# [Written exercise]
Write out every entry, unchanged. Skip any picture.

━━━━━━

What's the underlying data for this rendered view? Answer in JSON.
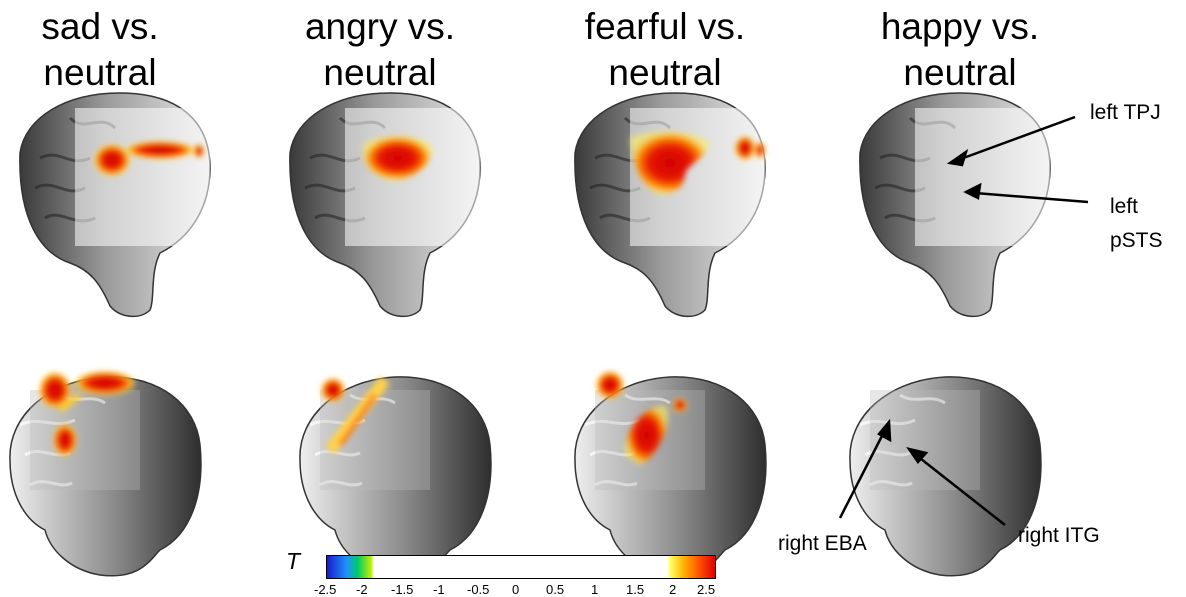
{
  "titles": [
    {
      "line1": "sad vs.",
      "line2": "neutral"
    },
    {
      "line1": "angry vs.",
      "line2": "neutral"
    },
    {
      "line1": "fearful vs.",
      "line2": "neutral"
    },
    {
      "line1": "happy vs.",
      "line2": "neutral"
    }
  ],
  "annotations": {
    "left_tpj": "left TPJ",
    "left_psts_1": "left",
    "left_psts_2": "pSTS",
    "right_eba": "right EBA",
    "right_itg": "right ITG"
  },
  "colorbar": {
    "symbol": "T",
    "ticks": [
      "-2.5",
      "-2",
      "-1.5",
      "-1",
      "-0.5",
      "0",
      "0.5",
      "1",
      "1.5",
      "2",
      "2.5"
    ],
    "min": -2.5,
    "max": 2.5,
    "colors": {
      "neg_max": "#1a1acc",
      "pos_max": "#e00000",
      "pos_mid": "#ff8c00",
      "threshold": "#ffff66"
    }
  }
}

━━━━━━

# [Response to the exercise]
What's the underlying data for this rendered view? Answer in JSON.
{
  "titles": [
    {
      "line1": "sad vs.",
      "line2": "neutral"
    },
    {
      "line1": "angry vs.",
      "line2": "neutral"
    },
    {
      "line1": "fearful vs.",
      "line2": "neutral"
    },
    {
      "line1": "happy vs.",
      "line2": "neutral"
    }
  ],
  "annotations": {
    "left_tpj": "left TPJ",
    "left_psts_1": "left",
    "left_psts_2": "pSTS",
    "right_eba": "right EBA",
    "right_itg": "right ITG"
  },
  "colorbar": {
    "symbol": "T",
    "ticks": [
      "-2.5",
      "-2",
      "-1.5",
      "-1",
      "-0.5",
      "0",
      "0.5",
      "1",
      "1.5",
      "2",
      "2.5"
    ],
    "min": -2.5,
    "max": 2.5,
    "colors": {
      "neg_max": "#1a1acc",
      "pos_max": "#e00000",
      "pos_mid": "#ff8c00",
      "threshold": "#ffff66"
    }
  }
}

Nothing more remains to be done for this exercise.